*Exercise aim*: Find every line in the records below that contains the word "selected", and copy each such line.

(Dataset records)
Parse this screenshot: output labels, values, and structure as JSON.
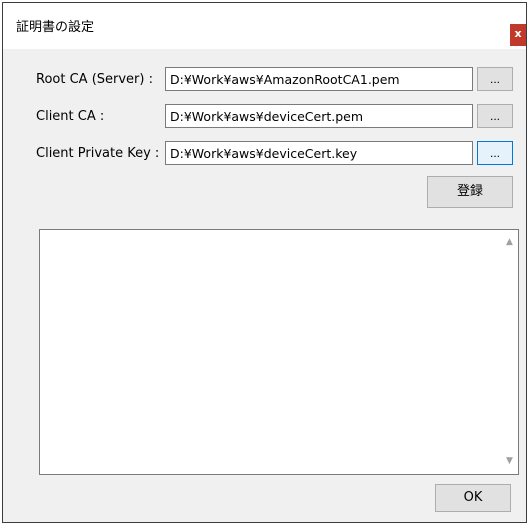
{
  "window": {
    "title": "証明書の設定",
    "close_label": "x"
  },
  "form": {
    "root_ca": {
      "label": "Root CA (Server) :",
      "value": "D:¥Work¥aws¥AmazonRootCA1.pem",
      "browse_label": "..."
    },
    "client_ca": {
      "label": "Client CA :",
      "value": "D:¥Work¥aws¥deviceCert.pem",
      "browse_label": "..."
    },
    "client_key": {
      "label": "Client Private Key :",
      "value": "D:¥Work¥aws¥deviceCert.key",
      "browse_label": "..."
    },
    "register_label": "登録"
  },
  "log": {
    "scroll_up_icon": "▲",
    "scroll_down_icon": "▼"
  },
  "footer": {
    "ok_label": "OK"
  }
}
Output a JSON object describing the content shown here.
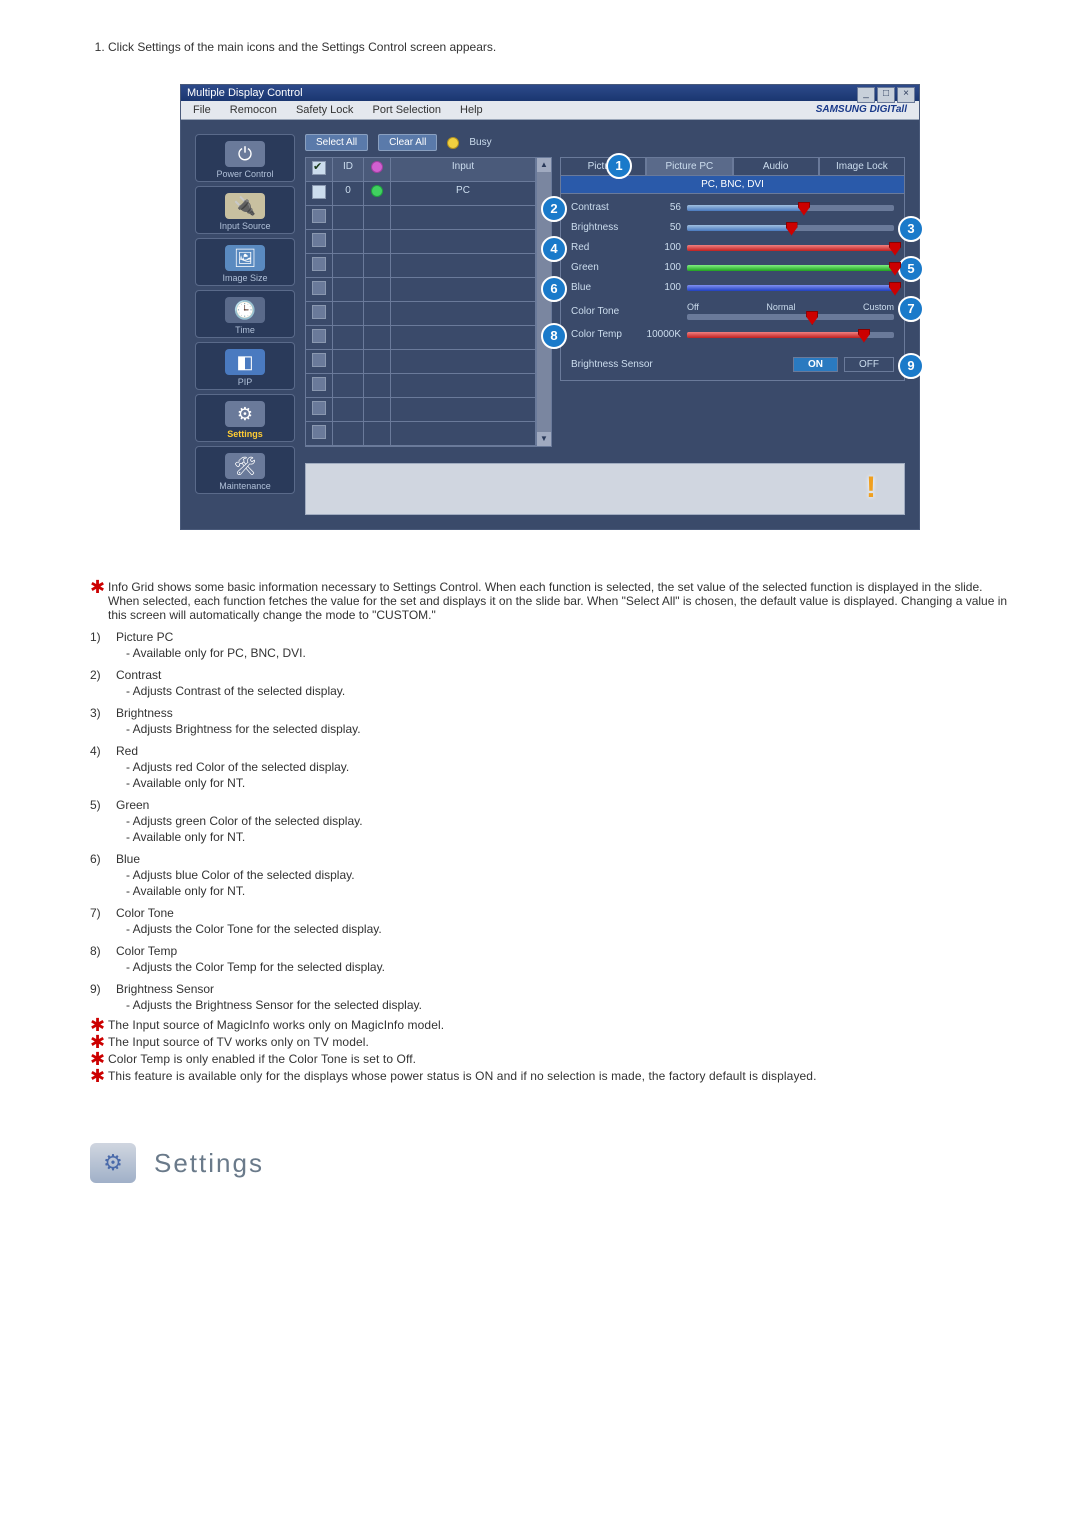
{
  "intro_step": "Click Settings of the main icons and the Settings Control screen appears.",
  "app": {
    "title": "Multiple Display Control",
    "menus": [
      "File",
      "Remocon",
      "Safety Lock",
      "Port Selection",
      "Help"
    ],
    "brand": "SAMSUNG DIGITall",
    "win_buttons": [
      "_",
      "□",
      "×"
    ],
    "toolbar": {
      "select_all": "Select All",
      "clear_all": "Clear All",
      "busy": "Busy"
    },
    "sidebar": [
      {
        "label": "Power Control",
        "icon": "⏻",
        "bg": "#6a7a9a"
      },
      {
        "label": "Input Source",
        "icon": "🔌",
        "bg": "#c8c0a0"
      },
      {
        "label": "Image Size",
        "icon": "🖼",
        "bg": "#5a8ac0"
      },
      {
        "label": "Time",
        "icon": "🕒",
        "bg": "#5a6a8a"
      },
      {
        "label": "PIP",
        "icon": "◧",
        "bg": "#4a7ac0"
      },
      {
        "label": "Settings",
        "icon": "⚙",
        "bg": "#6a7a9a",
        "active": true
      },
      {
        "label": "Maintenance",
        "icon": "🛠",
        "bg": "#6a7a9a"
      }
    ],
    "grid": {
      "headers": {
        "id": "ID",
        "input": "Input"
      },
      "rows": [
        {
          "checked": true,
          "id": "0",
          "power": "green",
          "input": "PC",
          "pwr_icon": "magenta"
        },
        {
          "checked": false
        },
        {
          "checked": false
        },
        {
          "checked": false
        },
        {
          "checked": false
        },
        {
          "checked": false
        },
        {
          "checked": false
        },
        {
          "checked": false
        },
        {
          "checked": false
        },
        {
          "checked": false
        },
        {
          "checked": false
        }
      ],
      "scroll_up": "▲",
      "scroll_down": "▼"
    },
    "tabs": [
      "Picture",
      "Picture PC",
      "Audio",
      "Image Lock"
    ],
    "active_tab": 1,
    "subheader": "PC, BNC, DVI",
    "sliders": [
      {
        "name": "Contrast",
        "value": "56",
        "pct": 56,
        "fill": "",
        "callout": 2,
        "callout_side": "left"
      },
      {
        "name": "Brightness",
        "value": "50",
        "pct": 50,
        "fill": "",
        "callout": 3,
        "callout_side": "right"
      },
      {
        "name": "Red",
        "value": "100",
        "pct": 100,
        "fill": "red",
        "callout": 4,
        "callout_side": "left"
      },
      {
        "name": "Green",
        "value": "100",
        "pct": 100,
        "fill": "green",
        "callout": 5,
        "callout_side": "right"
      },
      {
        "name": "Blue",
        "value": "100",
        "pct": 100,
        "fill": "blue",
        "callout": 6,
        "callout_side": "left"
      }
    ],
    "color_tone": {
      "label": "Color Tone",
      "options": [
        "Off",
        "Normal",
        "Custom"
      ],
      "callout": 7
    },
    "color_temp": {
      "label": "Color Temp",
      "value": "10000K",
      "pct": 85,
      "callout": 8
    },
    "brightness_sensor": {
      "label": "Brightness Sensor",
      "on": "ON",
      "off": "OFF",
      "callout": 9
    },
    "tab1_callout": 1
  },
  "note_intro": "Info Grid shows some basic information necessary to Settings Control. When each function is selected, the set value of the selected function is displayed in the slide. When selected, each function fetches the value for the set and displays it on the slide bar. When \"Select All\" is chosen, the default value is displayed. Changing a value in this screen will automatically change the mode to \"CUSTOM.\"",
  "items": [
    {
      "num": "1)",
      "title": "Picture PC",
      "subs": [
        "- Available only for PC, BNC, DVI."
      ]
    },
    {
      "num": "2)",
      "title": "Contrast",
      "subs": [
        "- Adjusts Contrast of the selected display."
      ]
    },
    {
      "num": "3)",
      "title": "Brightness",
      "subs": [
        "- Adjusts Brightness for the selected display."
      ]
    },
    {
      "num": "4)",
      "title": "Red",
      "subs": [
        "- Adjusts red Color of the selected display.",
        "- Available  only for NT."
      ]
    },
    {
      "num": "5)",
      "title": "Green",
      "subs": [
        "- Adjusts green Color of the selected display.",
        "- Available  only for NT."
      ]
    },
    {
      "num": "6)",
      "title": "Blue",
      "subs": [
        "- Adjusts blue Color of the selected display.",
        "- Available  only for NT."
      ]
    },
    {
      "num": "7)",
      "title": "Color Tone",
      "subs": [
        "- Adjusts the Color Tone for the selected display."
      ]
    },
    {
      "num": "8)",
      "title": "Color Temp",
      "subs": [
        "- Adjusts the Color Temp for the selected display."
      ]
    },
    {
      "num": "9)",
      "title": "Brightness Sensor",
      "subs": [
        "- Adjusts the Brightness Sensor for the selected display."
      ]
    }
  ],
  "footnotes": [
    "The Input source of MagicInfo works only on MagicInfo model.",
    "The Input source of TV works only on TV model.",
    "Color Temp is only enabled if the Color Tone is set to Off.",
    "This feature is available only for the displays whose power status is ON and if no selection is made, the factory default is displayed."
  ],
  "section_heading": "Settings"
}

*Answer to this task*:
  "note_intro": "Info Grid shows some basic information necessary to Settings Control. When each function is selected, the set value of the selected function is displayed in the slide. When selected, each function fetches the value for the set and displays it on the slide bar. When \"Select All\" is chosen, the default value is displayed. Changing a value in this screen will automatically change the mode to \"CUSTOM.\"",
        "- Adjusts Contrast of the selected display."
        "- Adjusts Brightness for the selected display."
        "- Adjusts red Color of the selected display.",
        "- Adjusts green Color of the selected display.",
        "- Adjusts blue Color of the selected display.",
        "- Adjusts the Color Tone for the selected display."
        "- Adjusts the Color Temp for the selected display."
        "- Adjusts the Brightness Sensor for the selected display."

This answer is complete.